TO DO: Each record below is to be reproduced without any change.

____ DATA PROVIDED

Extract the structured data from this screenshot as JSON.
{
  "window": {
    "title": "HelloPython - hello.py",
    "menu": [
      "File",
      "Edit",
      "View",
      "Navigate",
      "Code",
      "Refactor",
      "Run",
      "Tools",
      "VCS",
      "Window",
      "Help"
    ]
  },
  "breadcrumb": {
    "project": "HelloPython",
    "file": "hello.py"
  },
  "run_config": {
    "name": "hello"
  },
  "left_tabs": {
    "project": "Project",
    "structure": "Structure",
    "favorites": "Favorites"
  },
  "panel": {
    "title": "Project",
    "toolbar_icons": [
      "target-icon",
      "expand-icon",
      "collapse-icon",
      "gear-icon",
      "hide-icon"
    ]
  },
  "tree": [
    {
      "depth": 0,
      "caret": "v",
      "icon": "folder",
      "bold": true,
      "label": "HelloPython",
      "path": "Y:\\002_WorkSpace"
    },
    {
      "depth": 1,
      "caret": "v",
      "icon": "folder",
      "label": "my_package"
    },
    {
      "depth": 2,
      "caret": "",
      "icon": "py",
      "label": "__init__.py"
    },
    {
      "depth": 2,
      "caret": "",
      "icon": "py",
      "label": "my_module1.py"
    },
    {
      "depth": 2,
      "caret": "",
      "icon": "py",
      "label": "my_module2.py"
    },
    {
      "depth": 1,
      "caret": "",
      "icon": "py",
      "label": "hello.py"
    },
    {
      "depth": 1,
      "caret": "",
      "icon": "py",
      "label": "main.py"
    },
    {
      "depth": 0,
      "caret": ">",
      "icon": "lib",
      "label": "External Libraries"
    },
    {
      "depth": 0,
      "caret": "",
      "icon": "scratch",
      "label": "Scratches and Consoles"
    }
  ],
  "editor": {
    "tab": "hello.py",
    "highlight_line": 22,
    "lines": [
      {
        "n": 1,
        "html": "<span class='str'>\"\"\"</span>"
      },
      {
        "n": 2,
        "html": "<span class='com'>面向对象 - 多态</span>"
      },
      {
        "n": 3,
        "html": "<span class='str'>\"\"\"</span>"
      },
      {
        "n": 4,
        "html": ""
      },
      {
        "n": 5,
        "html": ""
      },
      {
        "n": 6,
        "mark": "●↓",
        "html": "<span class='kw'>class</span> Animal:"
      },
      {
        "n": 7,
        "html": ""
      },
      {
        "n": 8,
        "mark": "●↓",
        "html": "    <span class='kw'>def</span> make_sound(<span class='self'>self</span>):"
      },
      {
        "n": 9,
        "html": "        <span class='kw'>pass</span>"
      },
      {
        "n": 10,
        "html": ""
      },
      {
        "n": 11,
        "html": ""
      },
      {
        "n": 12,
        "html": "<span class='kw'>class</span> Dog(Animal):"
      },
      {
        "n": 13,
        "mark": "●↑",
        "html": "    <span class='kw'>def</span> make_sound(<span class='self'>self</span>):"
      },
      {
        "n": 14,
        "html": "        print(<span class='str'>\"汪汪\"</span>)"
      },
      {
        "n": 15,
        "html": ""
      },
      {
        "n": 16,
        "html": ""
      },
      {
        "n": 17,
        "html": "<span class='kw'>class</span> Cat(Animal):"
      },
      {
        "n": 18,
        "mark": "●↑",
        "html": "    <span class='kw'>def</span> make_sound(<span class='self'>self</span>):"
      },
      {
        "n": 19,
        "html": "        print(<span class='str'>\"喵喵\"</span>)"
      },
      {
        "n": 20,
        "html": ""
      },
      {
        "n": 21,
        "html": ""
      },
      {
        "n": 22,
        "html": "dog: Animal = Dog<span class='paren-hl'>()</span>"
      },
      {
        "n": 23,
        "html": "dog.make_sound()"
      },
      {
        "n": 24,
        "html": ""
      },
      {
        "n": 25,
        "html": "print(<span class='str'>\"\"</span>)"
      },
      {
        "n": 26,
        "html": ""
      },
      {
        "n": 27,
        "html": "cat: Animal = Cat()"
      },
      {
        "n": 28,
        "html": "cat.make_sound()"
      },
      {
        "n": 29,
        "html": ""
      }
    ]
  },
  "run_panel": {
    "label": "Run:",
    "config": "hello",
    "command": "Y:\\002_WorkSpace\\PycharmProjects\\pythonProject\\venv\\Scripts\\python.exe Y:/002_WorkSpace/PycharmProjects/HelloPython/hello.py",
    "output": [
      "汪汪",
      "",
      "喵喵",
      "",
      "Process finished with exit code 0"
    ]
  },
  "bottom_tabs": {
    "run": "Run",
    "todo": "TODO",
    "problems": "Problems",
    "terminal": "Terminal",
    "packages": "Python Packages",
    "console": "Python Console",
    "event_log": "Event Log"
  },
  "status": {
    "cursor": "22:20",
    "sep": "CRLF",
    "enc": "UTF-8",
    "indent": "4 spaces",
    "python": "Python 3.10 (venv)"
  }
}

________

COMPLETED EXERCISE:
Extract the structured data from this screenshot as JSON.
{
  "window": {
    "title": "HelloPython - hello.py",
    "menu": [
      "File",
      "Edit",
      "View",
      "Navigate",
      "Code",
      "Refactor",
      "Run",
      "Tools",
      "VCS",
      "Window",
      "Help"
    ]
  },
  "breadcrumb": {
    "project": "HelloPython",
    "file": "hello.py"
  },
  "run_config": {
    "name": "hello"
  },
  "left_tabs": {
    "project": "Project",
    "structure": "Structure",
    "favorites": "Favorites"
  },
  "panel": {
    "title": "Project",
    "toolbar_icons": [
      "target-icon",
      "expand-icon",
      "collapse-icon",
      "gear-icon",
      "hide-icon"
    ]
  },
  "tree": [
    {
      "depth": 0,
      "caret": "v",
      "icon": "folder",
      "bold": true,
      "label": "HelloPython",
      "path": "Y:\\002_WorkSpace"
    },
    {
      "depth": 1,
      "caret": "v",
      "icon": "folder",
      "label": "my_package"
    },
    {
      "depth": 2,
      "caret": "",
      "icon": "py",
      "label": "__init__.py"
    },
    {
      "depth": 2,
      "caret": "",
      "icon": "py",
      "label": "my_module1.py"
    },
    {
      "depth": 2,
      "caret": "",
      "icon": "py",
      "label": "my_module2.py"
    },
    {
      "depth": 1,
      "caret": "",
      "icon": "py",
      "label": "hello.py"
    },
    {
      "depth": 1,
      "caret": "",
      "icon": "py",
      "label": "main.py"
    },
    {
      "depth": 0,
      "caret": ">",
      "icon": "lib",
      "label": "External Libraries"
    },
    {
      "depth": 0,
      "caret": "",
      "icon": "scratch",
      "label": "Scratches and Consoles"
    }
  ],
  "editor": {
    "tab": "hello.py",
    "highlight_line": 22,
    "lines": [
      {
        "n": 1,
        "html": "<span class='str'>\"\"\"</span>"
      },
      {
        "n": 2,
        "html": "<span class='com'>面向对象 - 多态</span>"
      },
      {
        "n": 3,
        "html": "<span class='str'>\"\"\"</span>"
      },
      {
        "n": 4,
        "html": ""
      },
      {
        "n": 5,
        "html": ""
      },
      {
        "n": 6,
        "mark": "●↓",
        "html": "<span class='kw'>class</span> Animal:"
      },
      {
        "n": 7,
        "html": ""
      },
      {
        "n": 8,
        "mark": "●↓",
        "html": "    <span class='kw'>def</span> make_sound(<span class='self'>self</span>):"
      },
      {
        "n": 9,
        "html": "        <span class='kw'>pass</span>"
      },
      {
        "n": 10,
        "html": ""
      },
      {
        "n": 11,
        "html": ""
      },
      {
        "n": 12,
        "html": "<span class='kw'>class</span> Dog(Animal):"
      },
      {
        "n": 13,
        "mark": "●↑",
        "html": "    <span class='kw'>def</span> make_sound(<span class='self'>self</span>):"
      },
      {
        "n": 14,
        "html": "        print(<span class='str'>\"汪汪\"</span>)"
      },
      {
        "n": 15,
        "html": ""
      },
      {
        "n": 16,
        "html": ""
      },
      {
        "n": 17,
        "html": "<span class='kw'>class</span> Cat(Animal):"
      },
      {
        "n": 18,
        "mark": "●↑",
        "html": "    <span class='kw'>def</span> make_sound(<span class='self'>self</span>):"
      },
      {
        "n": 19,
        "html": "        print(<span class='str'>\"喵喵\"</span>)"
      },
      {
        "n": 20,
        "html": ""
      },
      {
        "n": 21,
        "html": ""
      },
      {
        "n": 22,
        "html": "dog: Animal = Dog<span class='paren-hl'>()</span>"
      },
      {
        "n": 23,
        "html": "dog.make_sound()"
      },
      {
        "n": 24,
        "html": ""
      },
      {
        "n": 25,
        "html": "print(<span class='str'>\"\"</span>)"
      },
      {
        "n": 26,
        "html": ""
      },
      {
        "n": 27,
        "html": "cat: Animal = Cat()"
      },
      {
        "n": 28,
        "html": "cat.make_sound()"
      },
      {
        "n": 29,
        "html": ""
      }
    ]
  },
  "run_panel": {
    "label": "Run:",
    "config": "hello",
    "command": "Y:\\002_WorkSpace\\PycharmProjects\\pythonProject\\venv\\Scripts\\python.exe Y:/002_WorkSpace/PycharmProjects/HelloPython/hello.py",
    "output": [
      "汪汪",
      "",
      "喵喵",
      "",
      "Process finished with exit code 0"
    ]
  },
  "bottom_tabs": {
    "run": "Run",
    "todo": "TODO",
    "problems": "Problems",
    "terminal": "Terminal",
    "packages": "Python Packages",
    "console": "Python Console",
    "event_log": "Event Log"
  },
  "status": {
    "cursor": "22:20",
    "sep": "CRLF",
    "enc": "UTF-8",
    "indent": "4 spaces",
    "python": "Python 3.10 (venv)"
  }
}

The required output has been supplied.